• **Data shown**:
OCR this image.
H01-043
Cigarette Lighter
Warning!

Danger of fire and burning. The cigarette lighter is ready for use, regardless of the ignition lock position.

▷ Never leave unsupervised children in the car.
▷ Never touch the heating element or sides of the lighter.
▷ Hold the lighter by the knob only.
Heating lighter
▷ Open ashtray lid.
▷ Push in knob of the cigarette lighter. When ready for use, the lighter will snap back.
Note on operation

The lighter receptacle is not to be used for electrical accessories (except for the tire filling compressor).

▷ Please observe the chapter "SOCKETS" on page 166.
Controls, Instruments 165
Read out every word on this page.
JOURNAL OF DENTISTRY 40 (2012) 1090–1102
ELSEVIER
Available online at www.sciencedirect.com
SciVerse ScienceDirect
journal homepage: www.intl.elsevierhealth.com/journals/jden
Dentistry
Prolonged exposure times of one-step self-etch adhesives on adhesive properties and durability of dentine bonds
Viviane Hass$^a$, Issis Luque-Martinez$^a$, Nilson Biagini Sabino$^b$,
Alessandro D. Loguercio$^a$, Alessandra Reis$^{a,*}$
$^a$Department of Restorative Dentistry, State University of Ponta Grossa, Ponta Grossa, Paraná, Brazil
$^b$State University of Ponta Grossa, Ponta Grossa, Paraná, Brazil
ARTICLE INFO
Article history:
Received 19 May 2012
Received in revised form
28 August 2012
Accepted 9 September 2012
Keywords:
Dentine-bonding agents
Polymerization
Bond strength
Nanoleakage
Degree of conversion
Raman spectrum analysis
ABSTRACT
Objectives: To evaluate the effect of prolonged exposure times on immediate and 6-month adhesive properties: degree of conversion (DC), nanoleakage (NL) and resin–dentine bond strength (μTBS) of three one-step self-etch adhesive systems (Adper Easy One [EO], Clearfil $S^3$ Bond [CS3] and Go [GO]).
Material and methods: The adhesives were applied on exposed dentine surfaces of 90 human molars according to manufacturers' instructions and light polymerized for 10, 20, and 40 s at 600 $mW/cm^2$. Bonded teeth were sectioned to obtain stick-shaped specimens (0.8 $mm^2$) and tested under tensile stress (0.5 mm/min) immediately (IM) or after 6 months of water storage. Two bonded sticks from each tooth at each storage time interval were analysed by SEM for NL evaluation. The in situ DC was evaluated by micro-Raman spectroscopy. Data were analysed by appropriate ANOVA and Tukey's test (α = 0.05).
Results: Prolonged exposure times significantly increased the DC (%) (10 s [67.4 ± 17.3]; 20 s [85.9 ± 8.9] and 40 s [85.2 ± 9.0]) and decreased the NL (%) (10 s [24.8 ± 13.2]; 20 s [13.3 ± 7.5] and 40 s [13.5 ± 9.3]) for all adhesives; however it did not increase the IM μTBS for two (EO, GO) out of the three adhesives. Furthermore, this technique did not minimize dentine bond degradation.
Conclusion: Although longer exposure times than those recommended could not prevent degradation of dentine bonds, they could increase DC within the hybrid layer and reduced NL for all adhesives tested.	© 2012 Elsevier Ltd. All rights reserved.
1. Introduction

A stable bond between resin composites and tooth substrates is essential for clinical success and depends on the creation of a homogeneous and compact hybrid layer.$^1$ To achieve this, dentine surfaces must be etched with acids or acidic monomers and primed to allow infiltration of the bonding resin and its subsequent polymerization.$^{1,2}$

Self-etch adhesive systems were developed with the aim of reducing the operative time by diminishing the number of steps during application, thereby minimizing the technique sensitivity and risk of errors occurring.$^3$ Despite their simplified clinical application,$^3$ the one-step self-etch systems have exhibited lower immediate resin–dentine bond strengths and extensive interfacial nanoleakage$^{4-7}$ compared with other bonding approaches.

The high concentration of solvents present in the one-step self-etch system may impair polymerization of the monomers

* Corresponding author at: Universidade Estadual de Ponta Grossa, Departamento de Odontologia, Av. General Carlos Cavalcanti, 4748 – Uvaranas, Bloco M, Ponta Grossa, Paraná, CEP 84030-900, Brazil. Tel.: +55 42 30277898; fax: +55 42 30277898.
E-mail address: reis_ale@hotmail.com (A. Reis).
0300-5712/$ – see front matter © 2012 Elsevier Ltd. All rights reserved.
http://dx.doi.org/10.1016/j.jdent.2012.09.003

• **Task goal**:
Filter the entries above down to the lines containing the word "University".

• **Written answer**:
$^a$Department of Restorative Dentistry, State University of Ponta Grossa, Ponta Grossa, Paraná, Brazil
$^b$State University of Ponta Grossa, Ponta Grossa, Paraná, Brazil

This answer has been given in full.